- _Given records_:
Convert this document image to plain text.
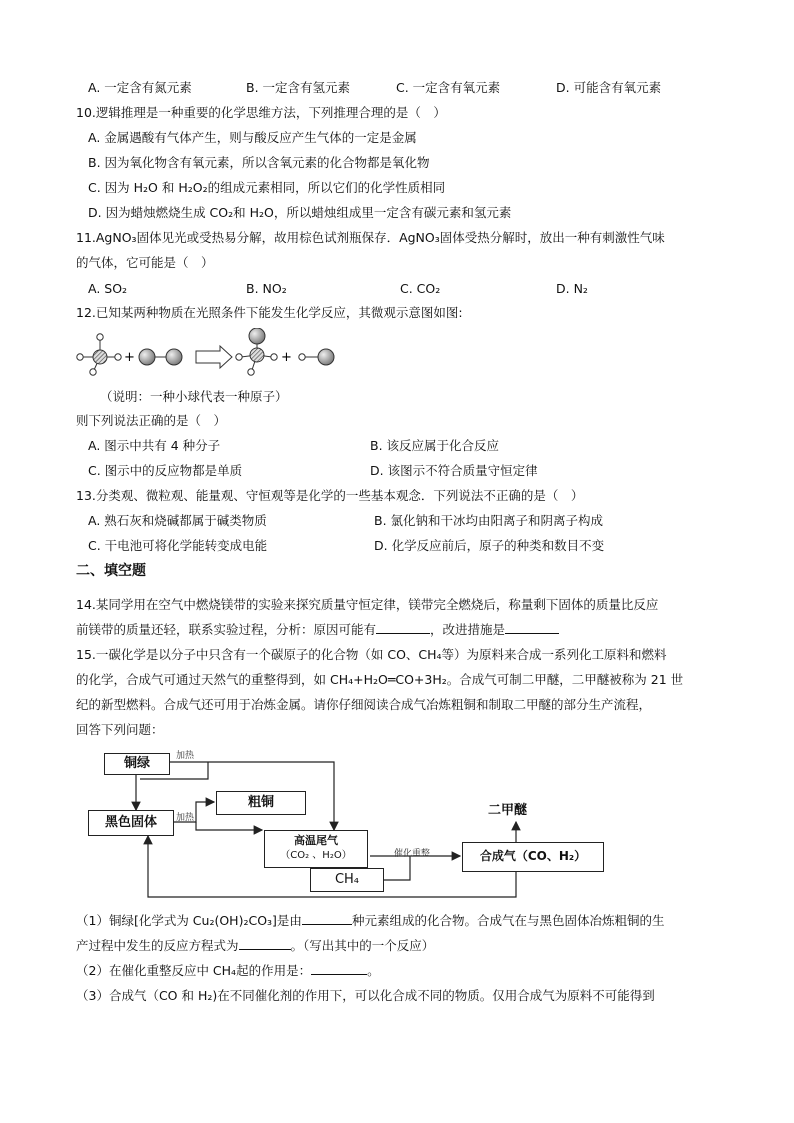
A. 一定含有氮元素	B. 一定含有氢元素	C. 一定含有氧元素	D. 可能含有氧元素
10.逻辑推理是一种重要的化学思维方法，下列推理合理的是（　）
A. 金属遇酸有气体产生，则与酸反应产生气体的一定是金属
B. 因为氧化物含有氧元素，所以含氧元素的化合物都是氧化物
C. 因为 H₂O 和 H₂O₂的组成元素相同，所以它们的化学性质相同
D. 因为蜡烛燃烧生成 CO₂和 H₂O，所以蜡烛组成里一定含有碳元素和氢元素
11.AgNO₃固体见光或受热易分解，故用棕色试剂瓶保存．AgNO₃固体受热分解时，放出一种有刺激性气味
的气体，它可能是（　）
A. SO₂	B. NO₂	C. CO₂	D. N₂
12.已知某两种物质在光照条件下能发生化学反应，其微观示意图如图:
+	+
（说明：一种小球代表一种原子）
则下列说法正确的是（　）
A. 图示中共有 4 种分子	B. 该反应属于化合反应
C. 图示中的反应物都是单质	D. 该图示不符合质量守恒定律
13.分类观、微粒观、能量观、守恒观等是化学的一些基本观念．下列说法不正确的是（　）
A. 熟石灰和烧碱都属于碱类物质	B. 氯化钠和干冰均由阳离子和阴离子构成
C. 干电池可将化学能转变成电能	D. 化学反应前后，原子的种类和数目不变
二、填空题
14.某同学用在空气中燃烧镁带的实验来探究质量守恒定律，镁带完全燃烧后，称量剩下固体的质量比反应
前镁带的质量还轻，联系实验过程，分析：原因可能有	，改进措施是
15.一碳化学是以分子中只含有一个碳原子的化合物（如 CO、CH₄等）为原料来合成一系列化工原料和燃料
的化学，合成气可通过天然气的重整得到，如 CH₄+H₂O═CO+3H₂。合成气可制二甲醚，二甲醚被称为 21 世
纪的新型燃料。合成气还可用于冶炼金属。请你仔细阅读合成气冶炼粗铜和制取二甲醚的部分生产流程，
回答下列问题：
铜绿	加热
黑色固体	加热
粗铜
高温尾气
（CO₂ 、H₂O）	催化重整
CH₄
合成气（CO、H₂）
二甲醚
（1）铜绿[化学式为 Cu₂(OH)₂CO₃]是由	种元素组成的化合物。合成气在与黑色固体冶炼粗铜的生
产过程中发生的反应方程式为	。（写出其中的一个反应）
（2）在催化重整反应中 CH₄起的作用是：	。
（3）合成气（CO 和 H₂)在不同催化剂的作用下，可以化合成不同的物质。仅用合成气为原料不可能得到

- _Written exercise_: Word for word, quote the full listing, omitting every picture.

- _Exercise response_:
Convert this document image to plain text.
A. 一定含有氮元素	B. 一定含有氢元素	C. 一定含有氧元素	D. 可能含有氧元素
10.逻辑推理是一种重要的化学思维方法，下列推理合理的是（　）
A. 金属遇酸有气体产生，则与酸反应产生气体的一定是金属
B. 因为氧化物含有氧元素，所以含氧元素的化合物都是氧化物
C. 因为 H₂O 和 H₂O₂的组成元素相同，所以它们的化学性质相同
D. 因为蜡烛燃烧生成 CO₂和 H₂O，所以蜡烛组成里一定含有碳元素和氢元素
11.AgNO₃固体见光或受热易分解，故用棕色试剂瓶保存．AgNO₃固体受热分解时，放出一种有刺激性气味
的气体，它可能是（　）
A. SO₂	B. NO₂	C. CO₂	D. N₂
12.已知某两种物质在光照条件下能发生化学反应，其微观示意图如图:
+	+
（说明：一种小球代表一种原子）
则下列说法正确的是（　）
A. 图示中共有 4 种分子	B. 该反应属于化合反应
C. 图示中的反应物都是单质	D. 该图示不符合质量守恒定律
13.分类观、微粒观、能量观、守恒观等是化学的一些基本观念．下列说法不正确的是（　）
A. 熟石灰和烧碱都属于碱类物质	B. 氯化钠和干冰均由阳离子和阴离子构成
C. 干电池可将化学能转变成电能	D. 化学反应前后，原子的种类和数目不变
二、填空题
14.某同学用在空气中燃烧镁带的实验来探究质量守恒定律，镁带完全燃烧后，称量剩下固体的质量比反应
前镁带的质量还轻，联系实验过程，分析：原因可能有	，改进措施是
15.一碳化学是以分子中只含有一个碳原子的化合物（如 CO、CH₄等）为原料来合成一系列化工原料和燃料
的化学，合成气可通过天然气的重整得到，如 CH₄+H₂O═CO+3H₂。合成气可制二甲醚，二甲醚被称为 21 世
纪的新型燃料。合成气还可用于冶炼金属。请你仔细阅读合成气冶炼粗铜和制取二甲醚的部分生产流程，
回答下列问题：
铜绿	加热
黑色固体	加热
粗铜
高温尾气
（CO₂ 、H₂O）	催化重整
CH₄
合成气（CO、H₂）
二甲醚
（1）铜绿[化学式为 Cu₂(OH)₂CO₃]是由	种元素组成的化合物。合成气在与黑色固体冶炼粗铜的生
产过程中发生的反应方程式为	。（写出其中的一个反应）
（2）在催化重整反应中 CH₄起的作用是：	。
（3）合成气（CO 和 H₂)在不同催化剂的作用下，可以化合成不同的物质。仅用合成气为原料不可能得到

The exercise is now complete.